**The exercise:** Write the material out again exactly as it stands.

**Data supplied:**
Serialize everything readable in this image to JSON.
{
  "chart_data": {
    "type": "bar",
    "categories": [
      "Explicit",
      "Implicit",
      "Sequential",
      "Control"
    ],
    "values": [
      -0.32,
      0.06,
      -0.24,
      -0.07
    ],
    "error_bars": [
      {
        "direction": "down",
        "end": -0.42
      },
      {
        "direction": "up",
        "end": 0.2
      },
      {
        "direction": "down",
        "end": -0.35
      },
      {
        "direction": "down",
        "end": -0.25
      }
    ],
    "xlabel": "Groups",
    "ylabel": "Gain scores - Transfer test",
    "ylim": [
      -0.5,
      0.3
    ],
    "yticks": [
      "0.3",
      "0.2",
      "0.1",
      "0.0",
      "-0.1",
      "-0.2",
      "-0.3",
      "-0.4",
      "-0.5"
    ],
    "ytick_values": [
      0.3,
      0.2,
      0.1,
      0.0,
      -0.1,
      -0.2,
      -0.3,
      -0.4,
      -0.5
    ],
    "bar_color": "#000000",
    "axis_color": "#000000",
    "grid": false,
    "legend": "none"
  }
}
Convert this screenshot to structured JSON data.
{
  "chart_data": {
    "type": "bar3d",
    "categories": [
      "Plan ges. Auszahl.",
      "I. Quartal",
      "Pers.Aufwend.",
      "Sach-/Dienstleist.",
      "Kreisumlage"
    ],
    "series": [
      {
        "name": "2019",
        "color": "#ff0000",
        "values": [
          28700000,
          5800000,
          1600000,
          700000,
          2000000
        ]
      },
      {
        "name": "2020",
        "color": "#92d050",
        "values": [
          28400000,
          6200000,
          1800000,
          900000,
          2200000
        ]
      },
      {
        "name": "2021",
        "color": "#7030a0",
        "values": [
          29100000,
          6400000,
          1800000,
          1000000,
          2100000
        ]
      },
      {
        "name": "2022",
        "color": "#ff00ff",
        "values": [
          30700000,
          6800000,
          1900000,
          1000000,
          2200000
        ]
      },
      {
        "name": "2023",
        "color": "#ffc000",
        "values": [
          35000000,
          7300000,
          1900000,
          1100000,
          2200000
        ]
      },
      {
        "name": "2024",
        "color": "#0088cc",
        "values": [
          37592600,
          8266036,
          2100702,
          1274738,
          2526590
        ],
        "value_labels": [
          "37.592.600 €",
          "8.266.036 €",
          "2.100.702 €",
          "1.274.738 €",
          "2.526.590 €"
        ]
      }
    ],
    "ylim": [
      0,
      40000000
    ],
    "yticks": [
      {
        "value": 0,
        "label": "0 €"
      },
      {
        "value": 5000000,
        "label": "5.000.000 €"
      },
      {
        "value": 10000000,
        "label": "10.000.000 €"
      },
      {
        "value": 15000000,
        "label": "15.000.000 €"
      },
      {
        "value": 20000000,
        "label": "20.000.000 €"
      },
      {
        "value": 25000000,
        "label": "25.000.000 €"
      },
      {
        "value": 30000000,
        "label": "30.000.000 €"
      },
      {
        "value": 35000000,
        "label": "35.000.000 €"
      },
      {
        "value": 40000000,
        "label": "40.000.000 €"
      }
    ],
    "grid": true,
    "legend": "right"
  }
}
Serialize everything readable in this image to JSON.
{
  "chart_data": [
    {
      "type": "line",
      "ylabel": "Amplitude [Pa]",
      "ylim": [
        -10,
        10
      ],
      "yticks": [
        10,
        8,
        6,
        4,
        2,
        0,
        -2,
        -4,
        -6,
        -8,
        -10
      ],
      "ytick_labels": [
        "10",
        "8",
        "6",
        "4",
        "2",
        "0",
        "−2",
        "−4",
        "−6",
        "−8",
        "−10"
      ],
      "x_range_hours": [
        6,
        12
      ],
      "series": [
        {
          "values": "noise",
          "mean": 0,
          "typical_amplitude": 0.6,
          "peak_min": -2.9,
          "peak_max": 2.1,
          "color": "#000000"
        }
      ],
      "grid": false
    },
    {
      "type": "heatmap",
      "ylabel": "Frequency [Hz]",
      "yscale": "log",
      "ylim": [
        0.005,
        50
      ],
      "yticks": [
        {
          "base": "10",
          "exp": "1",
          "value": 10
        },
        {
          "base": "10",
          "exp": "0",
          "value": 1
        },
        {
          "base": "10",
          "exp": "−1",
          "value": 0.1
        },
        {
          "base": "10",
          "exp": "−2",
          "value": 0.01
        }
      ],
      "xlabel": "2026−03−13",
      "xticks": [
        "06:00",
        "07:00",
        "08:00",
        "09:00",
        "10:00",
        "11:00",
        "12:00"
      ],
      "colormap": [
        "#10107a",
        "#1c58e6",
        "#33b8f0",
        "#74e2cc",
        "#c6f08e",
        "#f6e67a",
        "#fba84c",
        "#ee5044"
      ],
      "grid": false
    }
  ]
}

**The output:**
Serialize everything readable in this image to JSON.
{
  "chart_data": {
    "type": "bar",
    "categories": [
      "Explicit",
      "Implicit",
      "Sequential",
      "Control"
    ],
    "values": [
      -0.32,
      0.06,
      -0.24,
      -0.07
    ],
    "error_bars": [
      {
        "direction": "down",
        "end": -0.42
      },
      {
        "direction": "up",
        "end": 0.2
      },
      {
        "direction": "down",
        "end": -0.35
      },
      {
        "direction": "down",
        "end": -0.25
      }
    ],
    "xlabel": "Groups",
    "ylabel": "Gain scores - Transfer test",
    "ylim": [
      -0.5,
      0.3
    ],
    "yticks": [
      "0.3",
      "0.2",
      "0.1",
      "0.0",
      "-0.1",
      "-0.2",
      "-0.3",
      "-0.4",
      "-0.5"
    ],
    "ytick_values": [
      0.3,
      0.2,
      0.1,
      0.0,
      -0.1,
      -0.2,
      -0.3,
      -0.4,
      -0.5
    ],
    "bar_color": "#000000",
    "axis_color": "#000000",
    "grid": false,
    "legend": "none"
  }
}
Convert this screenshot to structured JSON data.
{
  "chart_data": {
    "type": "bar3d",
    "categories": [
      "Plan ges. Auszahl.",
      "I. Quartal",
      "Pers.Aufwend.",
      "Sach-/Dienstleist.",
      "Kreisumlage"
    ],
    "series": [
      {
        "name": "2019",
        "color": "#ff0000",
        "values": [
          28700000,
          5800000,
          1600000,
          700000,
          2000000
        ]
      },
      {
        "name": "2020",
        "color": "#92d050",
        "values": [
          28400000,
          6200000,
          1800000,
          900000,
          2200000
        ]
      },
      {
        "name": "2021",
        "color": "#7030a0",
        "values": [
          29100000,
          6400000,
          1800000,
          1000000,
          2100000
        ]
      },
      {
        "name": "2022",
        "color": "#ff00ff",
        "values": [
          30700000,
          6800000,
          1900000,
          1000000,
          2200000
        ]
      },
      {
        "name": "2023",
        "color": "#ffc000",
        "values": [
          35000000,
          7300000,
          1900000,
          1100000,
          2200000
        ]
      },
      {
        "name": "2024",
        "color": "#0088cc",
        "values": [
          37592600,
          8266036,
          2100702,
          1274738,
          2526590
        ],
        "value_labels": [
          "37.592.600 €",
          "8.266.036 €",
          "2.100.702 €",
          "1.274.738 €",
          "2.526.590 €"
        ]
      }
    ],
    "ylim": [
      0,
      40000000
    ],
    "yticks": [
      {
        "value": 0,
        "label": "0 €"
      },
      {
        "value": 5000000,
        "label": "5.000.000 €"
      },
      {
        "value": 10000000,
        "label": "10.000.000 €"
      },
      {
        "value": 15000000,
        "label": "15.000.000 €"
      },
      {
        "value": 20000000,
        "label": "20.000.000 €"
      },
      {
        "value": 25000000,
        "label": "25.000.000 €"
      },
      {
        "value": 30000000,
        "label": "30.000.000 €"
      },
      {
        "value": 35000000,
        "label": "35.000.000 €"
      },
      {
        "value": 40000000,
        "label": "40.000.000 €"
      }
    ],
    "grid": true,
    "legend": "right"
  }
}
Serialize everything readable in this image to JSON.
{
  "chart_data": [
    {
      "type": "line",
      "ylabel": "Amplitude [Pa]",
      "ylim": [
        -10,
        10
      ],
      "yticks": [
        10,
        8,
        6,
        4,
        2,
        0,
        -2,
        -4,
        -6,
        -8,
        -10
      ],
      "ytick_labels": [
        "10",
        "8",
        "6",
        "4",
        "2",
        "0",
        "−2",
        "−4",
        "−6",
        "−8",
        "−10"
      ],
      "x_range_hours": [
        6,
        12
      ],
      "series": [
        {
          "values": "noise",
          "mean": 0,
          "typical_amplitude": 0.6,
          "peak_min": -2.9,
          "peak_max": 2.1,
          "color": "#000000"
        }
      ],
      "grid": false
    },
    {
      "type": "heatmap",
      "ylabel": "Frequency [Hz]",
      "yscale": "log",
      "ylim": [
        0.005,
        50
      ],
      "yticks": [
        {
          "base": "10",
          "exp": "1",
          "value": 10
        },
        {
          "base": "10",
          "exp": "0",
          "value": 1
        },
        {
          "base": "10",
          "exp": "−1",
          "value": 0.1
        },
        {
          "base": "10",
          "exp": "−2",
          "value": 0.01
        }
      ],
      "xlabel": "2026−03−13",
      "xticks": [
        "06:00",
        "07:00",
        "08:00",
        "09:00",
        "10:00",
        "11:00",
        "12:00"
      ],
      "colormap": [
        "#10107a",
        "#1c58e6",
        "#33b8f0",
        "#74e2cc",
        "#c6f08e",
        "#f6e67a",
        "#fba84c",
        "#ee5044"
      ],
      "grid": false
    }
  ]
}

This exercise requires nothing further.